>> start Task material

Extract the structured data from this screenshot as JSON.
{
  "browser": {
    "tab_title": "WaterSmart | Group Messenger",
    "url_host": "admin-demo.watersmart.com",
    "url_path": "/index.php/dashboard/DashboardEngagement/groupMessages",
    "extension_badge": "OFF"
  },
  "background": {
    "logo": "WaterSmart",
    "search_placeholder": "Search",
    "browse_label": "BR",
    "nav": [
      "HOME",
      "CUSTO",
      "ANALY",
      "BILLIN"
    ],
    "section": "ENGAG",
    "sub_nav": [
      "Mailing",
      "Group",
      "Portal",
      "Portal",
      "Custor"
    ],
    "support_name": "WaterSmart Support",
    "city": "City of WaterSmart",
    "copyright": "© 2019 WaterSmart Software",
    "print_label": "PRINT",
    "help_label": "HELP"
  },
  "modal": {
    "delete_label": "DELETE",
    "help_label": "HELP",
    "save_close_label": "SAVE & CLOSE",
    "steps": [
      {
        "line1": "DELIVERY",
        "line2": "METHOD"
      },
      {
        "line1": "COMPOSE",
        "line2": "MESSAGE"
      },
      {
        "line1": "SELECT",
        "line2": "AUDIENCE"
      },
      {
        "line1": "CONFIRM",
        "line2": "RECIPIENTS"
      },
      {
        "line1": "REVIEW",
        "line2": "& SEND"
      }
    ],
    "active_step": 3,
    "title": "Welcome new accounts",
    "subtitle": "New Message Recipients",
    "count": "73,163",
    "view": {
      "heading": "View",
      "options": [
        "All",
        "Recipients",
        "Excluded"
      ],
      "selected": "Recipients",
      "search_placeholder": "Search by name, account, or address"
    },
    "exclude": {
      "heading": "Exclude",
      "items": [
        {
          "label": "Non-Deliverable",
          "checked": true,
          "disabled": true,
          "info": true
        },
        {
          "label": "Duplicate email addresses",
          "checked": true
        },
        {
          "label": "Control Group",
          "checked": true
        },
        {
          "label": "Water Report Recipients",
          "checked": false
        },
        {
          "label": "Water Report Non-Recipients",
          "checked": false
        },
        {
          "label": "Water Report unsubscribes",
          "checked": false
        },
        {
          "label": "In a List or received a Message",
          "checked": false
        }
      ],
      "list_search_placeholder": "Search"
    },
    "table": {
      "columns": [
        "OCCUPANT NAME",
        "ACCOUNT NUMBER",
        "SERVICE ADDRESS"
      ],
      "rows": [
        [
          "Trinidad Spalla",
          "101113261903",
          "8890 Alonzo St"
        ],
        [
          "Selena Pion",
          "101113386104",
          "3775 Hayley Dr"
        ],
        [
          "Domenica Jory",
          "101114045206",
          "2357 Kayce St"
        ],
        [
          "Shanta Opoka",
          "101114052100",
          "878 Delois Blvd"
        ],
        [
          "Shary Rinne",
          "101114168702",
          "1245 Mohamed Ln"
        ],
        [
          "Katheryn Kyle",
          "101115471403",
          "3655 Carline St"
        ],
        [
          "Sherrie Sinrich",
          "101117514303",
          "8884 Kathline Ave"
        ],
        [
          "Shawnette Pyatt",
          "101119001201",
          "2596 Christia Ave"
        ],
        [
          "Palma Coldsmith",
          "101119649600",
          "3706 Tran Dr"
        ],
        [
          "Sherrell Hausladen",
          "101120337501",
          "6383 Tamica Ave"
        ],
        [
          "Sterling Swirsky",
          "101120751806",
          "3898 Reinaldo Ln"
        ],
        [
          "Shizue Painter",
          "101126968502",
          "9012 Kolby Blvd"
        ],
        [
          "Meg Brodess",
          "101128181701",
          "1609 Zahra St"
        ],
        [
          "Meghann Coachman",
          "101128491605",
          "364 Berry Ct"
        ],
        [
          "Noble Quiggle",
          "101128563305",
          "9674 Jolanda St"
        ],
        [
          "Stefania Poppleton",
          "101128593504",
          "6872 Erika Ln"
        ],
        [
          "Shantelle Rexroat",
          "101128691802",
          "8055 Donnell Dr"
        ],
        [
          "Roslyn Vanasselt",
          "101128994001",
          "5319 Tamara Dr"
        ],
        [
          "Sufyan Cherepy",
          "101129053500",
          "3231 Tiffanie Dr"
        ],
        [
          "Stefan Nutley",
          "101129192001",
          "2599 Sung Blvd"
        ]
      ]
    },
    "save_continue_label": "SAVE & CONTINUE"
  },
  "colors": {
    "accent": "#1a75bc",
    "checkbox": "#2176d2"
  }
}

>> end Task material

Requirements: Show the lines of the records that contain the word "SAVE".

Task solution:
    "save_close_label": "SAVE & CLOSE",
    "save_continue_label": "SAVE & CONTINUE"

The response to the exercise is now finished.